■ Given entries

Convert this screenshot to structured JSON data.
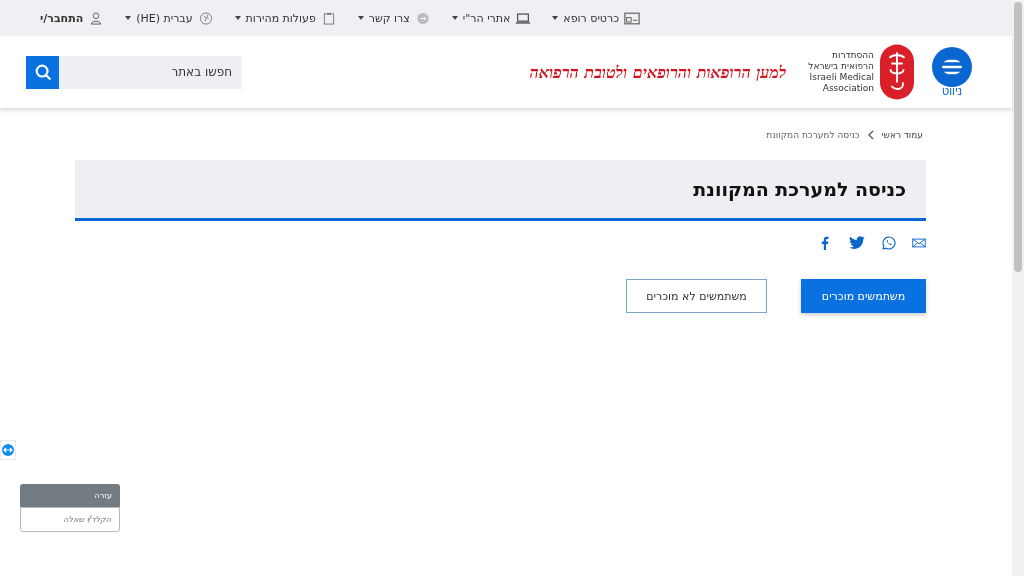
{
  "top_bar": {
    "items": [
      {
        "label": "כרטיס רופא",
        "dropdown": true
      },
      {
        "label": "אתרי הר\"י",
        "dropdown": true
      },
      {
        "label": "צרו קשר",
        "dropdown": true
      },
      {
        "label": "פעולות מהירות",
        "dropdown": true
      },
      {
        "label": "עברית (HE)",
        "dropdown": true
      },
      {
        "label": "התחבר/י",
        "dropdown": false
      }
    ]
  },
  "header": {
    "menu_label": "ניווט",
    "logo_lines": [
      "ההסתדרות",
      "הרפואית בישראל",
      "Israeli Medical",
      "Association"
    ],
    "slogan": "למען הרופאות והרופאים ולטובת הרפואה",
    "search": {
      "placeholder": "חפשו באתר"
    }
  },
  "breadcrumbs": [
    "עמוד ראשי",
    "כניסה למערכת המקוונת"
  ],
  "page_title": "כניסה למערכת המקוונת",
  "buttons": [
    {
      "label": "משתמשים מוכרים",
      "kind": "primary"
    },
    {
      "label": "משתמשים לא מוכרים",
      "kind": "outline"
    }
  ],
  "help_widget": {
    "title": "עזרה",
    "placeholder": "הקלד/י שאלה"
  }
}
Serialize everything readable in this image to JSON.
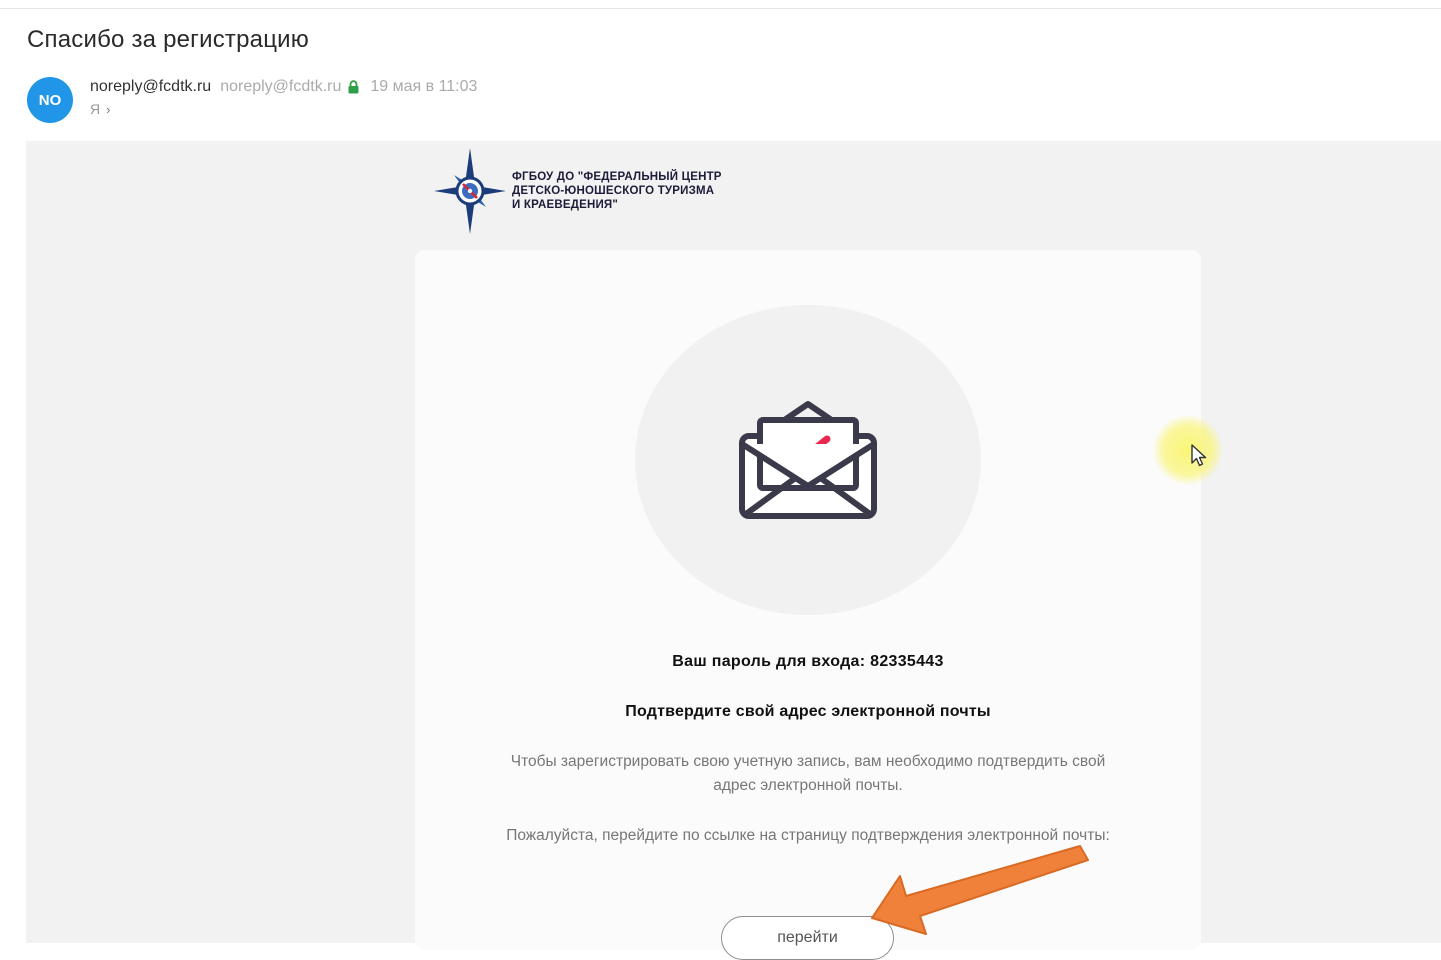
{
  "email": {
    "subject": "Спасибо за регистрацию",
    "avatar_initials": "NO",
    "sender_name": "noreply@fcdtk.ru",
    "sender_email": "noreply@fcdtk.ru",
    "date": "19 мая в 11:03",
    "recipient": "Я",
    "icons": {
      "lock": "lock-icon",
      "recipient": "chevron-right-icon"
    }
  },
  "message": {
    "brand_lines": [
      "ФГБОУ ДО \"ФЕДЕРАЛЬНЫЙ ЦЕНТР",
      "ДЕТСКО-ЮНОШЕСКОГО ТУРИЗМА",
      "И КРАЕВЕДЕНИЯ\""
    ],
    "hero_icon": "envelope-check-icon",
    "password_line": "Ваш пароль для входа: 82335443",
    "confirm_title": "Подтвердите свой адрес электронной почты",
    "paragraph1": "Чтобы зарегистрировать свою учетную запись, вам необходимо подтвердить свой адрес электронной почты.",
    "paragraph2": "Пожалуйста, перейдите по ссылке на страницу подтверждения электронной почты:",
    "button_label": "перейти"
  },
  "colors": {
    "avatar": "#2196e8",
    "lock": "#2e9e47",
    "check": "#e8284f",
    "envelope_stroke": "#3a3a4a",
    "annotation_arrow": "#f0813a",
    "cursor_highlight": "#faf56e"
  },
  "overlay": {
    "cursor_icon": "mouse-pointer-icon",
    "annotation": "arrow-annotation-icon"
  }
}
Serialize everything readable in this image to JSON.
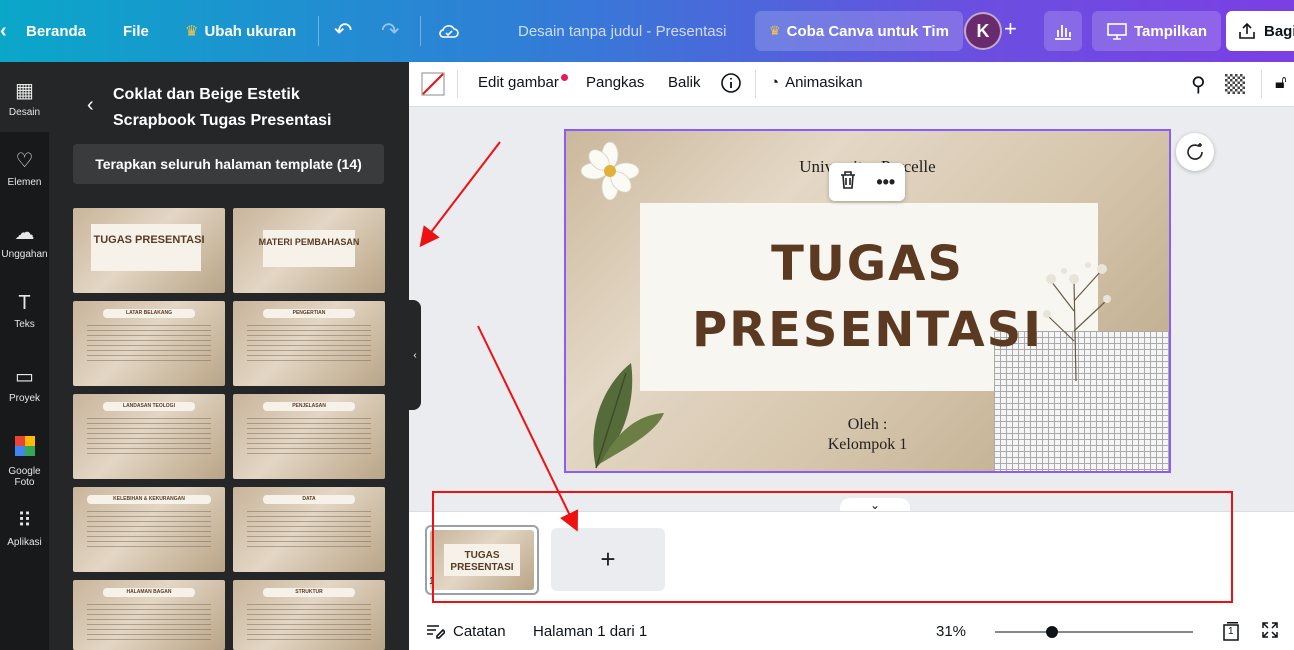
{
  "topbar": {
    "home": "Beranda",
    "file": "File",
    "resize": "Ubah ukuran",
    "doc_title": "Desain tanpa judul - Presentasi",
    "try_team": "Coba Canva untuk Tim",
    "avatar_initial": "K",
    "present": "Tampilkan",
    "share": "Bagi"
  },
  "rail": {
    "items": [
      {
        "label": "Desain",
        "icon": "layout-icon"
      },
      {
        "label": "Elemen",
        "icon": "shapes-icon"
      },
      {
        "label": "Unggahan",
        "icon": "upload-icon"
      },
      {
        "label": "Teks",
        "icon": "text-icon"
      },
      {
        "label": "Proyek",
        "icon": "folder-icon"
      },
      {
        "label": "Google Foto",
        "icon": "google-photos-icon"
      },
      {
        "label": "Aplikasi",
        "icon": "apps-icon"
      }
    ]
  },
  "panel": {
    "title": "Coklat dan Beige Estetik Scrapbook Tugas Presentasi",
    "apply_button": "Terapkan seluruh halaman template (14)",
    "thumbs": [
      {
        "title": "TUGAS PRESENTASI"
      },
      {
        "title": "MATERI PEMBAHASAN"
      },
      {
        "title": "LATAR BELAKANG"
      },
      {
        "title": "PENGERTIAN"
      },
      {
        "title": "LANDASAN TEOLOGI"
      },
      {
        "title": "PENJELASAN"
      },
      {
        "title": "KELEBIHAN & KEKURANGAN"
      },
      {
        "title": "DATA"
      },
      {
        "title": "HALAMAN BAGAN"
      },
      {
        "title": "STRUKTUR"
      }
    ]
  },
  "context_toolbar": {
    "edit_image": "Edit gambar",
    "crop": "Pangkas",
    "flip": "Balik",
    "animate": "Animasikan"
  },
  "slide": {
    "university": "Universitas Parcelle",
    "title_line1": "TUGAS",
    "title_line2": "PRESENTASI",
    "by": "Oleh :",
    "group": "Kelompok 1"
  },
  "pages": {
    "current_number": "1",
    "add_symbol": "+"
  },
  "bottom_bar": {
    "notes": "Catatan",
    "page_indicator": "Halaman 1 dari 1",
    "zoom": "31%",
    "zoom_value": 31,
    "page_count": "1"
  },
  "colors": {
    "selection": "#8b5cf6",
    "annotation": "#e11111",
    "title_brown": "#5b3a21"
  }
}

■ What to do
Your task is to retype all the entries exactly and leave out any pictures.

■ Written solution
Convert this screenshot to structured JSON data.
{
  "top_bar": {
    "items": [
      {
        "label": "כרטיס רופא",
        "dropdown": true
      },
      {
        "label": "אתרי הר\"י",
        "dropdown": true
      },
      {
        "label": "צרו קשר",
        "dropdown": true
      },
      {
        "label": "פעולות מהירות",
        "dropdown": true
      },
      {
        "label": "עברית (HE)",
        "dropdown": true
      },
      {
        "label": "התחבר/י",
        "dropdown": false
      }
    ]
  },
  "header": {
    "menu_label": "ניווט",
    "logo_lines": [
      "ההסתדרות",
      "הרפואית בישראל",
      "Israeli Medical",
      "Association"
    ],
    "slogan": "למען הרופאות והרופאים ולטובת הרפואה",
    "search": {
      "placeholder": "חפשו באתר"
    }
  },
  "breadcrumbs": [
    "עמוד ראשי",
    "כניסה למערכת המקוונת"
  ],
  "page_title": "כניסה למערכת המקוונת",
  "buttons": [
    {
      "label": "משתמשים מוכרים",
      "kind": "primary"
    },
    {
      "label": "משתמשים לא מוכרים",
      "kind": "outline"
    }
  ],
  "help_widget": {
    "title": "עזרה",
    "placeholder": "הקלד/י שאלה"
  }
}
Serialize everything readable in this image to JSON.
{
  "email": {
    "subject": "Спасибо за регистрацию",
    "avatar_initials": "NO",
    "sender_name": "noreply@fcdtk.ru",
    "sender_email": "noreply@fcdtk.ru",
    "date": "19 мая в 11:03",
    "recipient": "Я",
    "icons": {
      "lock": "lock-icon",
      "recipient": "chevron-right-icon"
    }
  },
  "message": {
    "brand_lines": [
      "ФГБОУ ДО \"ФЕДЕРАЛЬНЫЙ ЦЕНТР",
      "ДЕТСКО-ЮНОШЕСКОГО ТУРИЗМА",
      "И КРАЕВЕДЕНИЯ\""
    ],
    "hero_icon": "envelope-check-icon",
    "password_line": "Ваш пароль для входа: 82335443",
    "confirm_title": "Подтвердите свой адрес электронной почты",
    "paragraph1": "Чтобы зарегистрировать свою учетную запись, вам необходимо подтвердить свой адрес электронной почты.",
    "paragraph2": "Пожалуйста, перейдите по ссылке на страницу подтверждения электронной почты:",
    "button_label": "перейти"
  },
  "colors": {
    "avatar": "#2196e8",
    "lock": "#2e9e47",
    "check": "#e8284f",
    "envelope_stroke": "#3a3a4a",
    "annotation_arrow": "#f0813a",
    "cursor_highlight": "#faf56e"
  },
  "overlay": {
    "cursor_icon": "mouse-pointer-icon",
    "annotation": "arrow-annotation-icon"
  }
}
Serialize everything readable in this image to JSON.
{
  "topbar": {
    "home": "Beranda",
    "file": "File",
    "resize": "Ubah ukuran",
    "doc_title": "Desain tanpa judul - Presentasi",
    "try_team": "Coba Canva untuk Tim",
    "avatar_initial": "K",
    "present": "Tampilkan",
    "share": "Bagi"
  },
  "rail": {
    "items": [
      {
        "label": "Desain",
        "icon": "layout-icon"
      },
      {
        "label": "Elemen",
        "icon": "shapes-icon"
      },
      {
        "label": "Unggahan",
        "icon": "upload-icon"
      },
      {
        "label": "Teks",
        "icon": "text-icon"
      },
      {
        "label": "Proyek",
        "icon": "folder-icon"
      },
      {
        "label": "Google Foto",
        "icon": "google-photos-icon"
      },
      {
        "label": "Aplikasi",
        "icon": "apps-icon"
      }
    ]
  },
  "panel": {
    "title": "Coklat dan Beige Estetik Scrapbook Tugas Presentasi",
    "apply_button": "Terapkan seluruh halaman template (14)",
    "thumbs": [
      {
        "title": "TUGAS PRESENTASI"
      },
      {
        "title": "MATERI PEMBAHASAN"
      },
      {
        "title": "LATAR BELAKANG"
      },
      {
        "title": "PENGERTIAN"
      },
      {
        "title": "LANDASAN TEOLOGI"
      },
      {
        "title": "PENJELASAN"
      },
      {
        "title": "KELEBIHAN & KEKURANGAN"
      },
      {
        "title": "DATA"
      },
      {
        "title": "HALAMAN BAGAN"
      },
      {
        "title": "STRUKTUR"
      }
    ]
  },
  "context_toolbar": {
    "edit_image": "Edit gambar",
    "crop": "Pangkas",
    "flip": "Balik",
    "animate": "Animasikan"
  },
  "slide": {
    "university": "Universitas Parcelle",
    "title_line1": "TUGAS",
    "title_line2": "PRESENTASI",
    "by": "Oleh :",
    "group": "Kelompok 1"
  },
  "pages": {
    "current_number": "1",
    "add_symbol": "+"
  },
  "bottom_bar": {
    "notes": "Catatan",
    "page_indicator": "Halaman 1 dari 1",
    "zoom": "31%",
    "zoom_value": 31,
    "page_count": "1"
  },
  "colors": {
    "selection": "#8b5cf6",
    "annotation": "#e11111",
    "title_brown": "#5b3a21"
  }
}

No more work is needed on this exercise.